Part of a data file:
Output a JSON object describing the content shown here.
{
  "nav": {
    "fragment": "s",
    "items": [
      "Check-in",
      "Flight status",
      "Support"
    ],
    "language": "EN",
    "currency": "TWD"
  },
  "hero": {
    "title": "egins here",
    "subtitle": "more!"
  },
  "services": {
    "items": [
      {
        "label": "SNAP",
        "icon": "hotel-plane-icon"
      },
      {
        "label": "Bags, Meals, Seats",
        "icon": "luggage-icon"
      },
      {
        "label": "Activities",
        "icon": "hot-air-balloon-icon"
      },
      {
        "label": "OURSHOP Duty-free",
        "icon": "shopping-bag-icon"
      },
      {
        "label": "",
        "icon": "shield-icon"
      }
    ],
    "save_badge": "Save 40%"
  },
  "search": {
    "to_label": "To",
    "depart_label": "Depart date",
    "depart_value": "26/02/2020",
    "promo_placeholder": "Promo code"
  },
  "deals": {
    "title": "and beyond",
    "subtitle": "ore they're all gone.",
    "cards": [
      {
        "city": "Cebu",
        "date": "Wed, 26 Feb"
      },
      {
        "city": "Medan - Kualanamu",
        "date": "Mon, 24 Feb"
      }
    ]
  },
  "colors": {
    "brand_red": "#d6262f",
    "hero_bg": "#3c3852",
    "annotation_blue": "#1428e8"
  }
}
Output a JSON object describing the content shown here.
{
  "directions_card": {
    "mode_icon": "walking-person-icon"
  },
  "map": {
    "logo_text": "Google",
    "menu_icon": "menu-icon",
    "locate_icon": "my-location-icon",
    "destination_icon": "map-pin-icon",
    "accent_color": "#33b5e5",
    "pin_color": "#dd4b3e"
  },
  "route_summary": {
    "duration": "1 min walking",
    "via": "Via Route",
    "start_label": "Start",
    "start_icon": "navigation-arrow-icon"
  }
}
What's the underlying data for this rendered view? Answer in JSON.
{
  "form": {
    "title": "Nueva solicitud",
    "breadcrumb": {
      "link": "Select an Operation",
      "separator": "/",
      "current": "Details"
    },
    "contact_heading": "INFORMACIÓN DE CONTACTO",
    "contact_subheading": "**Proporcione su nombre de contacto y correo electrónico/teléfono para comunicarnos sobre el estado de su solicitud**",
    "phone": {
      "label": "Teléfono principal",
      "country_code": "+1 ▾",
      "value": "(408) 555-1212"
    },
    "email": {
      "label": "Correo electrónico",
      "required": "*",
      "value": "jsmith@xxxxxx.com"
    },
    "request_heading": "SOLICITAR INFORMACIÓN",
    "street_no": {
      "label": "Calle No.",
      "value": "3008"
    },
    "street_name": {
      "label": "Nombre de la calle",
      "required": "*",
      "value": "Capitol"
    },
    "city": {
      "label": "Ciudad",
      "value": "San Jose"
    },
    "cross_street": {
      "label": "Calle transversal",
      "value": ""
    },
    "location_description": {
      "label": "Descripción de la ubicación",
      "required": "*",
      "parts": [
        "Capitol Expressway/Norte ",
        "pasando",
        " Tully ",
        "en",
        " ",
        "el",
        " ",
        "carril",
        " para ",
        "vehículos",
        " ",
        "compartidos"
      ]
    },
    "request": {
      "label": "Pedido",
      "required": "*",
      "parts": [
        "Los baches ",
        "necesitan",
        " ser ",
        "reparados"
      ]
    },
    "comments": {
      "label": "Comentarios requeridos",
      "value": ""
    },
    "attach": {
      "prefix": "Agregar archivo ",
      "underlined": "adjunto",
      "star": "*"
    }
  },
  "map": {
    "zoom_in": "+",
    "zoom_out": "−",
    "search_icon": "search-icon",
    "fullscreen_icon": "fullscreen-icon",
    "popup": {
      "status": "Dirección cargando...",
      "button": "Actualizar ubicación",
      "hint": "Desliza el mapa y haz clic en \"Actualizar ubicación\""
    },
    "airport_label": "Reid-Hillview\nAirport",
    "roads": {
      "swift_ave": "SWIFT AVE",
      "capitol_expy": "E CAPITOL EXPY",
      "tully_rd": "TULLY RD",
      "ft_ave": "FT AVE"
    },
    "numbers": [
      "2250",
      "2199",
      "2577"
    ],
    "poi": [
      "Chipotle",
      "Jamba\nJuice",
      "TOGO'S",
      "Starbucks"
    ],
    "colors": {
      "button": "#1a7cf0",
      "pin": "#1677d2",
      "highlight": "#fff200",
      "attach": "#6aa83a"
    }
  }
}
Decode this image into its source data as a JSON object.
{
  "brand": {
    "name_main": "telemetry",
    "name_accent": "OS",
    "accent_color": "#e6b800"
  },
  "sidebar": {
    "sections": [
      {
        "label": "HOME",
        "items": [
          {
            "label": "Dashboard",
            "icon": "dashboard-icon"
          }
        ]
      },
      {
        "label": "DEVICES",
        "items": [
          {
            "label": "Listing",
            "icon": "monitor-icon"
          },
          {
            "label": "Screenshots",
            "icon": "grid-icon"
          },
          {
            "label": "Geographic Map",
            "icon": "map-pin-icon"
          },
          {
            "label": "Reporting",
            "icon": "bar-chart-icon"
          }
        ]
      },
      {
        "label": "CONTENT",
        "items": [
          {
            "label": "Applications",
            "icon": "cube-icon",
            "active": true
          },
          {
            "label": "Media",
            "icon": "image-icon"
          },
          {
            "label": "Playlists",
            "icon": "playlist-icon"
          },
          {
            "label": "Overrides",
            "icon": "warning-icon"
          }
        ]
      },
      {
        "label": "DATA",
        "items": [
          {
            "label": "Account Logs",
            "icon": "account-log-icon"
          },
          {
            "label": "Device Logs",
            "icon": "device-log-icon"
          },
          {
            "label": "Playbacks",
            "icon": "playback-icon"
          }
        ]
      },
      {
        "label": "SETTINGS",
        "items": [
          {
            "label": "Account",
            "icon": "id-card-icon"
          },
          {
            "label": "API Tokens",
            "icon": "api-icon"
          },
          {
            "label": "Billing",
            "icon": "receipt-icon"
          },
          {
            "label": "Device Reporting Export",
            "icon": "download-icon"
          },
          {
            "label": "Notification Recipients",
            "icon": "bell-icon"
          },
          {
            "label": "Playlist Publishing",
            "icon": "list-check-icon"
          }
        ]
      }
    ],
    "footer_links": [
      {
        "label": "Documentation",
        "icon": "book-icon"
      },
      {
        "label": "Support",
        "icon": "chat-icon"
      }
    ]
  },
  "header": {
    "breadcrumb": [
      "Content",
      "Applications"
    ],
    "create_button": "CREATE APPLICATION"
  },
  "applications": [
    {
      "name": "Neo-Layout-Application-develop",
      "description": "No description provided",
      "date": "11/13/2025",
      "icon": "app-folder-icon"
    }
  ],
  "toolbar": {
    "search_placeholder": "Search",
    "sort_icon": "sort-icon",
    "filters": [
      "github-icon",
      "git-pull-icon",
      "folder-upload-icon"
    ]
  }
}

### DO THIS
In the entries above, find each line with the word "JSON" and show it.

### FINISHED TASK
Output a JSON object describing the content shown here.
Output a JSON object describing the content shown here.
What's the underlying data for this rendered view? Answer in JSON.
Decode this image into its source data as a JSON object.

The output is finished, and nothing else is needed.